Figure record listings

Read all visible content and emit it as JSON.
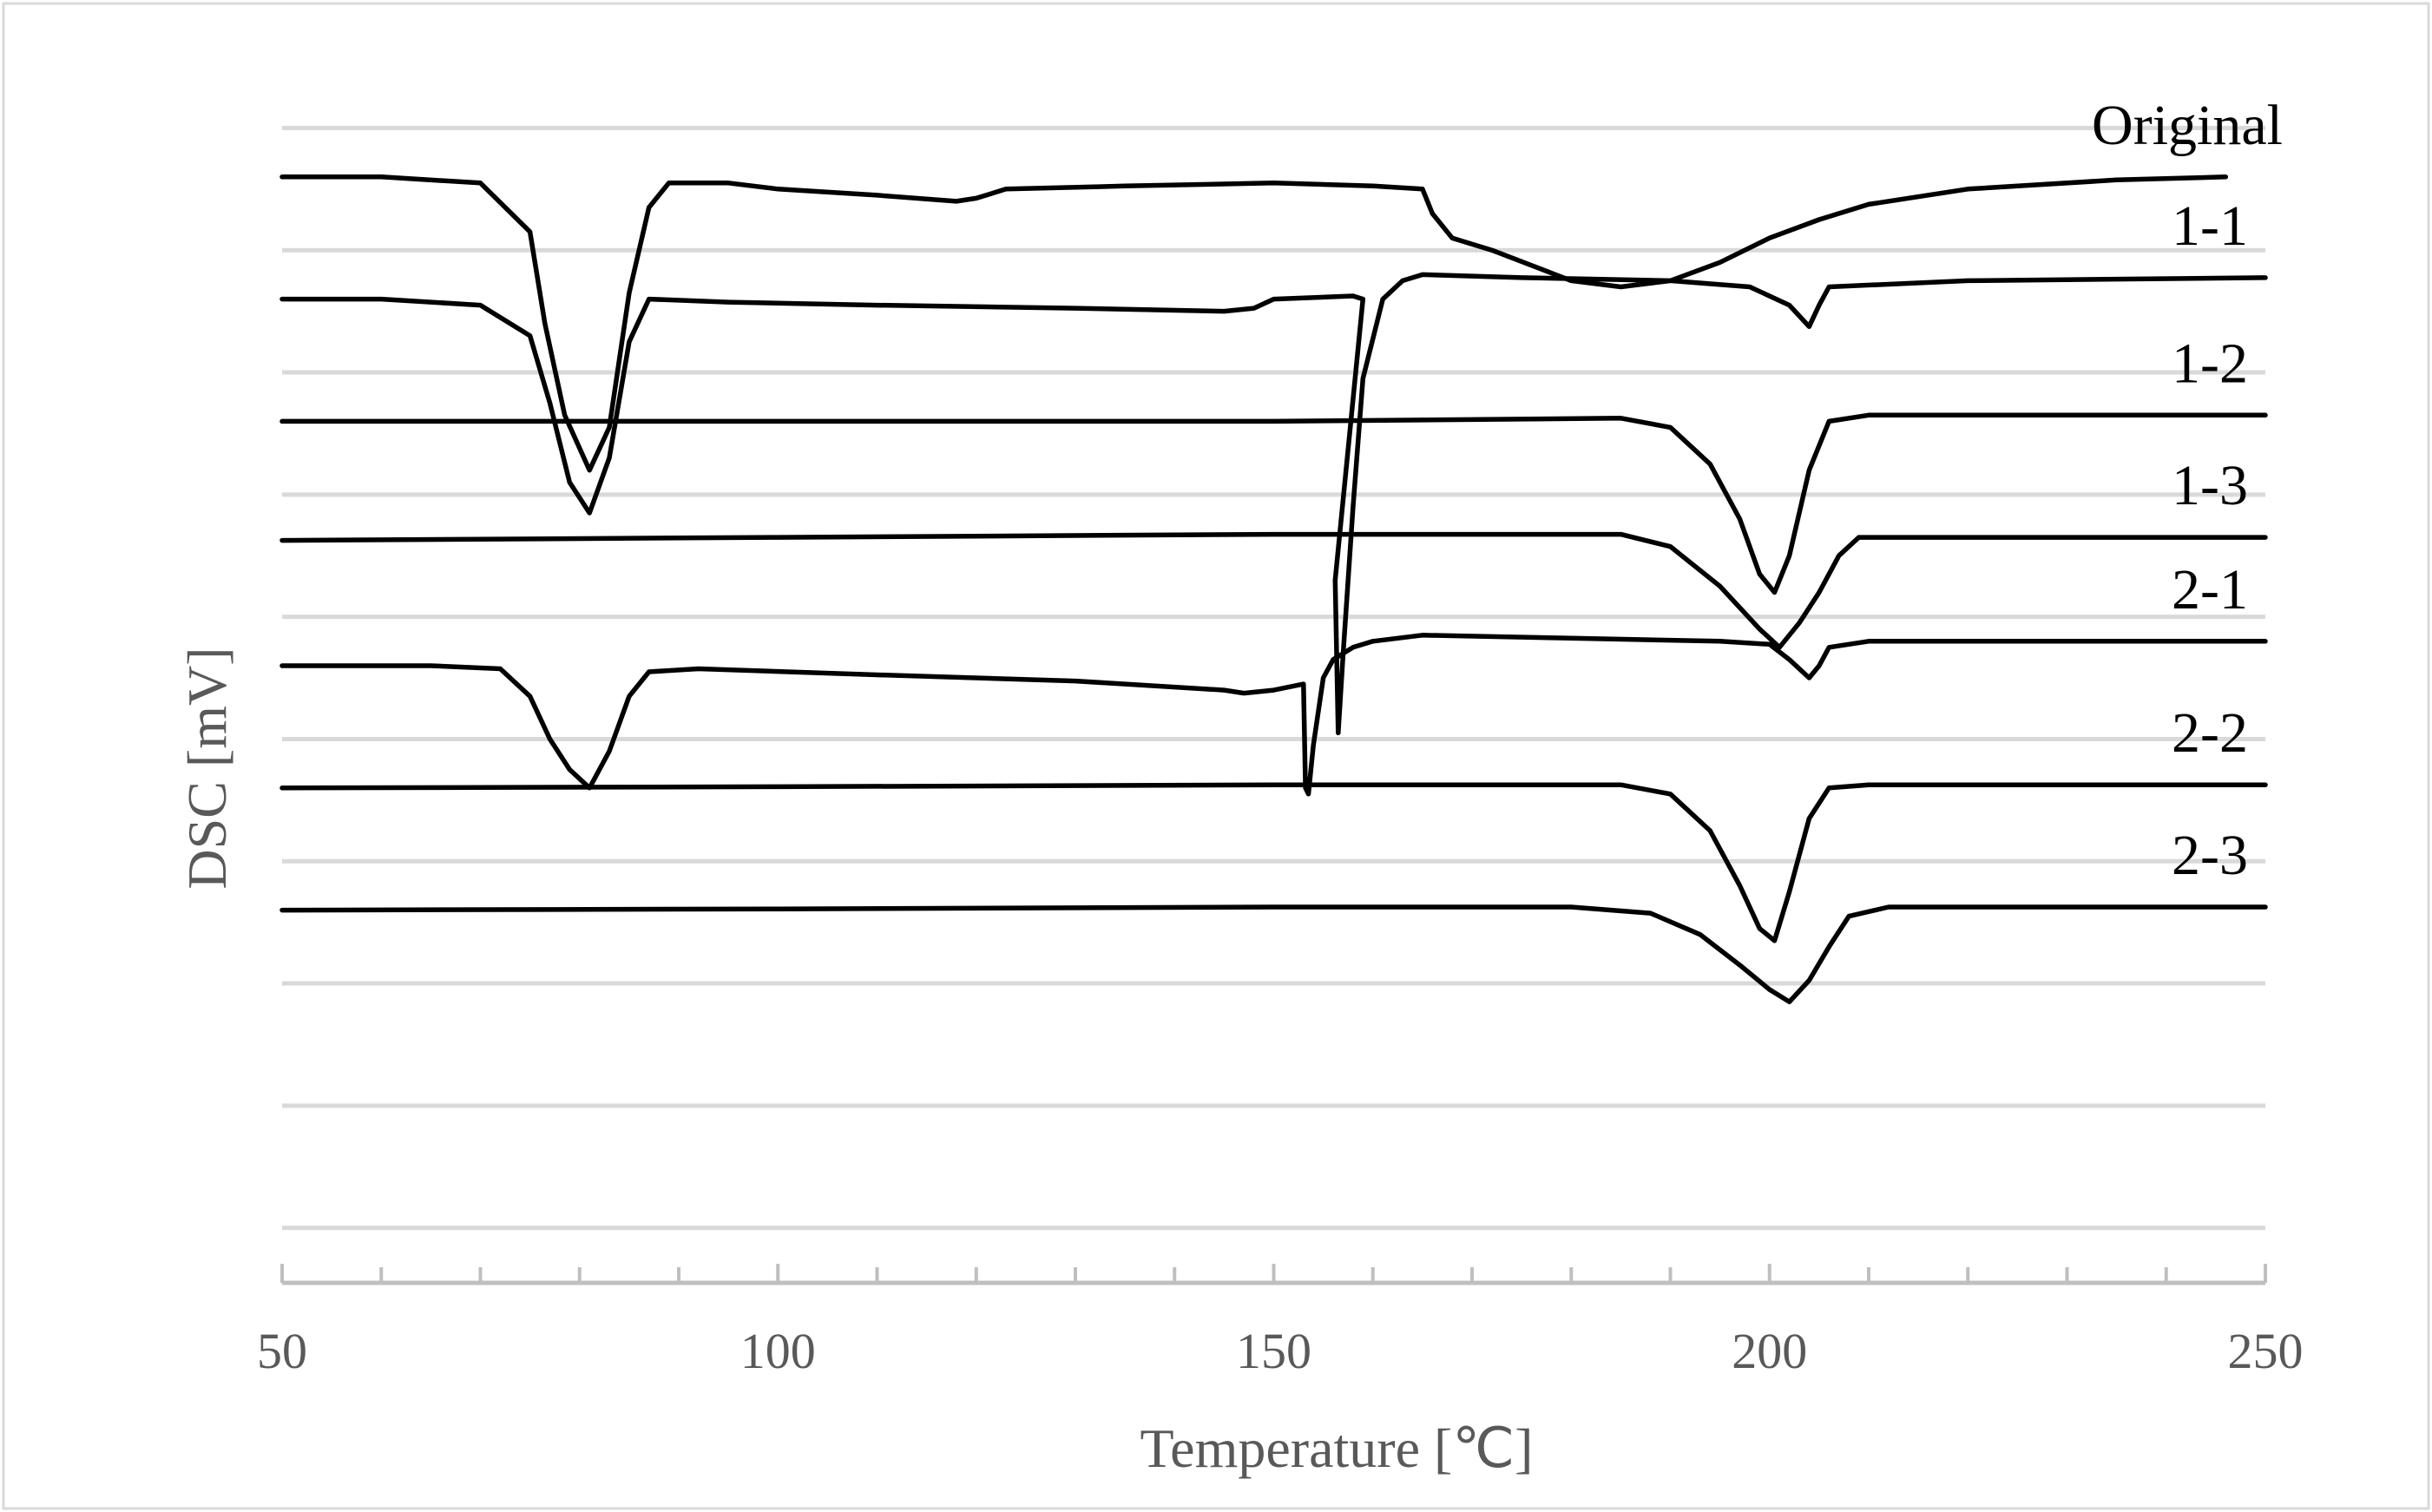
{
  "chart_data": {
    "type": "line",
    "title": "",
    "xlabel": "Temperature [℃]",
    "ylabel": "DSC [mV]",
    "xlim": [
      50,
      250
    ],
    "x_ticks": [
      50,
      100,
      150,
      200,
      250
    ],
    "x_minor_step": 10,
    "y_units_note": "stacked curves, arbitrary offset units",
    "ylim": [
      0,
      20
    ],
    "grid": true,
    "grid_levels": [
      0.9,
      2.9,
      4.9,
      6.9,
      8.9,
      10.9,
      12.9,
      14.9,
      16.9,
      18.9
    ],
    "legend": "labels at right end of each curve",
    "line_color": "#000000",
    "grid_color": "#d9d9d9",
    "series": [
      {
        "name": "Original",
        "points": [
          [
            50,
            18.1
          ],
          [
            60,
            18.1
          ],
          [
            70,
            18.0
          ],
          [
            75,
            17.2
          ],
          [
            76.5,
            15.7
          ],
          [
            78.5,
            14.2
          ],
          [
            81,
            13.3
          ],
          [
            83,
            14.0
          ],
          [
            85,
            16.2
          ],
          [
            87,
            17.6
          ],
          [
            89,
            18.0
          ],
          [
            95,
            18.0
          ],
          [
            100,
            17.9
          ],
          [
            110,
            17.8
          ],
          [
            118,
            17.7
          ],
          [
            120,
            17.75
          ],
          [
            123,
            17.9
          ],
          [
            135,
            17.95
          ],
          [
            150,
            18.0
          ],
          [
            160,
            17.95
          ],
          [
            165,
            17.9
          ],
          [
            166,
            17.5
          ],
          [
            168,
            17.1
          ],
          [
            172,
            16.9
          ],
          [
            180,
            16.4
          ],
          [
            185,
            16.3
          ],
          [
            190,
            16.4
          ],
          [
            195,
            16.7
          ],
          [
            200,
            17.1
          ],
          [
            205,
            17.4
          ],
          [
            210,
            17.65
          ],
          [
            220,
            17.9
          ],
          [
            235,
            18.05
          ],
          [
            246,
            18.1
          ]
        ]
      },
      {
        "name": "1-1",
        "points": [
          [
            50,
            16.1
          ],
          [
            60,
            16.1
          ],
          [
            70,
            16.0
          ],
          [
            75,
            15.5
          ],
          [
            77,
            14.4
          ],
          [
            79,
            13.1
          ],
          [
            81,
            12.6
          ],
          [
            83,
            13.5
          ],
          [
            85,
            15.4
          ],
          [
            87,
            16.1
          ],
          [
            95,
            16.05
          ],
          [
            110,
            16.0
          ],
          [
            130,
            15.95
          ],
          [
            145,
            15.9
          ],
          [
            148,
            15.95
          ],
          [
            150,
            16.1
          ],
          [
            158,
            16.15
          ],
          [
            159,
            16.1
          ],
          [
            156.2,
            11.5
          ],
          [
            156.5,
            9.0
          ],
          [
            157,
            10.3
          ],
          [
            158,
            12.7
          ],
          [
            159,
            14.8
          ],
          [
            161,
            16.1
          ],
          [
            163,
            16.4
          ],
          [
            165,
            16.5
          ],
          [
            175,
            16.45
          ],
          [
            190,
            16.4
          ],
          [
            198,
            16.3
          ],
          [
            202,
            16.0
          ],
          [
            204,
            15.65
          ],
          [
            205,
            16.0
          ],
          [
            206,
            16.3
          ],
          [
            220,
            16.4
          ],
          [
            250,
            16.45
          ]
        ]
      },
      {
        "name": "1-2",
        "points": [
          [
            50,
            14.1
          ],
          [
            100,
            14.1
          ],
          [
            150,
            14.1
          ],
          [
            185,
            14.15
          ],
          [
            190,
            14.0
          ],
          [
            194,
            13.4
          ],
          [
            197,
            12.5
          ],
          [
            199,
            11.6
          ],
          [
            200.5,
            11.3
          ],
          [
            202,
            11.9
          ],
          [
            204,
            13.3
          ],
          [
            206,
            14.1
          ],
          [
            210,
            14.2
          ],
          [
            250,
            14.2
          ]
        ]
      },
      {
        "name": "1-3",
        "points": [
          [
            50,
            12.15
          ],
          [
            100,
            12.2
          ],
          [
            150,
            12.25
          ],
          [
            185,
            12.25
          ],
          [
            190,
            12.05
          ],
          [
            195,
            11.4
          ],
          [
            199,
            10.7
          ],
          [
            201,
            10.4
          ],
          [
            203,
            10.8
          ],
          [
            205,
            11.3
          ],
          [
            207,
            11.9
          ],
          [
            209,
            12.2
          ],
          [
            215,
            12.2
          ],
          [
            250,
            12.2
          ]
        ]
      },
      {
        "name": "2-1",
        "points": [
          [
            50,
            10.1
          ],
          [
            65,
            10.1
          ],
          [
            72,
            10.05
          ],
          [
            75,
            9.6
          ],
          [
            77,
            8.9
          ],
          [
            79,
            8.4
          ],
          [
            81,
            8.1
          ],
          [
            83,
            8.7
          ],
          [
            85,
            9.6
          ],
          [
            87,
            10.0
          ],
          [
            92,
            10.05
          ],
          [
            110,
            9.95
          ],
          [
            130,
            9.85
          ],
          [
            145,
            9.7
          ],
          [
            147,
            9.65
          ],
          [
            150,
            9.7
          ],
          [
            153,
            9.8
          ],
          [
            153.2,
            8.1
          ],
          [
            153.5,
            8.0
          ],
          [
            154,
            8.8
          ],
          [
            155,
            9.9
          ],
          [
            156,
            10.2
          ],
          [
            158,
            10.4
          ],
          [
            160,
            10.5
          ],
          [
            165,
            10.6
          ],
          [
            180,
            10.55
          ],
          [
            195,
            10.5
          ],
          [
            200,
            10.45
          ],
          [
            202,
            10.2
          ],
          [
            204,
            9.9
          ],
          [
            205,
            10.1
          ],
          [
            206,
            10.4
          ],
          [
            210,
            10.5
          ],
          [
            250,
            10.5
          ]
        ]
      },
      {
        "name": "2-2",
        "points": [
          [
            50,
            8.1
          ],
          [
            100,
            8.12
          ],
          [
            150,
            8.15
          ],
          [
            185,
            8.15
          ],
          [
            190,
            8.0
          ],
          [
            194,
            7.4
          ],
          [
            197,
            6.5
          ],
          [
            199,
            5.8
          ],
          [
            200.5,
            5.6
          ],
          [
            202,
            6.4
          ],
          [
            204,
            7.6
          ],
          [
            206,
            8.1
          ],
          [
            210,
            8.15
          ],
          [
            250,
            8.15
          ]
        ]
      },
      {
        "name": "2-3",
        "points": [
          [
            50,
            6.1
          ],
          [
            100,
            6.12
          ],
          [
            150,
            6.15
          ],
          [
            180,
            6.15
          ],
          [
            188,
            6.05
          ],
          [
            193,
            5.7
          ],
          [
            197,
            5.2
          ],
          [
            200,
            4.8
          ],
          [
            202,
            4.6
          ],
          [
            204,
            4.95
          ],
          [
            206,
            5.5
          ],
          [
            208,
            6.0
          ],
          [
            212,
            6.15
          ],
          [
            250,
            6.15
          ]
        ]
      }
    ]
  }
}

--

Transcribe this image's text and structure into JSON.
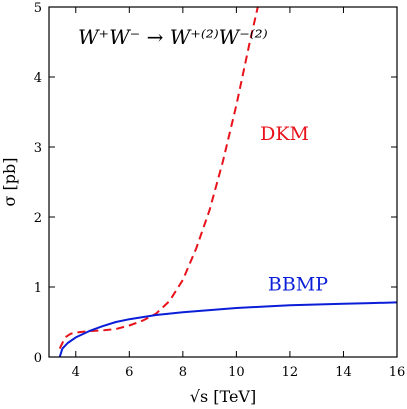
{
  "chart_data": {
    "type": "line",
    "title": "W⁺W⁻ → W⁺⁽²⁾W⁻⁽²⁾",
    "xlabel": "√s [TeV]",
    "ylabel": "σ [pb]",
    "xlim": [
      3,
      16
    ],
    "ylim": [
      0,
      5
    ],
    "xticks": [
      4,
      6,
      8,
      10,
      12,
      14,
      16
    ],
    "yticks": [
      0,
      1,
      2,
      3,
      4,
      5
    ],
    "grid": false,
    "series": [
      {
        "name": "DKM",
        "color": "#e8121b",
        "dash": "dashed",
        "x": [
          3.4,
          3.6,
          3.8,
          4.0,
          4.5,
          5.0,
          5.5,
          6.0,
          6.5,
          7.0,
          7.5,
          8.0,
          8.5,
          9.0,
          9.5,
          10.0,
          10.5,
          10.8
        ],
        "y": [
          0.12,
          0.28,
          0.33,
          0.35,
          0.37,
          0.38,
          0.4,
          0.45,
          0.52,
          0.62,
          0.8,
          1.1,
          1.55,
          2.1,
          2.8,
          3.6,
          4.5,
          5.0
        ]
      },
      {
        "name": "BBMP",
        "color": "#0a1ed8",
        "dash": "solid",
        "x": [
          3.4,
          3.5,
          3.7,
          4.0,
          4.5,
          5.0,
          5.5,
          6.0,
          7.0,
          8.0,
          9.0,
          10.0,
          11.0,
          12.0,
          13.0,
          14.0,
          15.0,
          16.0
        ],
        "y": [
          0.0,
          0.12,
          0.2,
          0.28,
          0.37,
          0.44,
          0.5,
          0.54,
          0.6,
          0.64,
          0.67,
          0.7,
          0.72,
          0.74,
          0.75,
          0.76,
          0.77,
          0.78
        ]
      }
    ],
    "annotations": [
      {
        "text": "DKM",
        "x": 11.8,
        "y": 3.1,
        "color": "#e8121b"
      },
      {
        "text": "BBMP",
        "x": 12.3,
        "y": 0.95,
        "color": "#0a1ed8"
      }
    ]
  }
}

**TASK DESCRIPTION:** From the entries above, list each line with "JSON" in it.

**CORRECT RESPONSE:**
Read all visible content and emit it as JSON.
Transcribe this image's text and structure into JSON.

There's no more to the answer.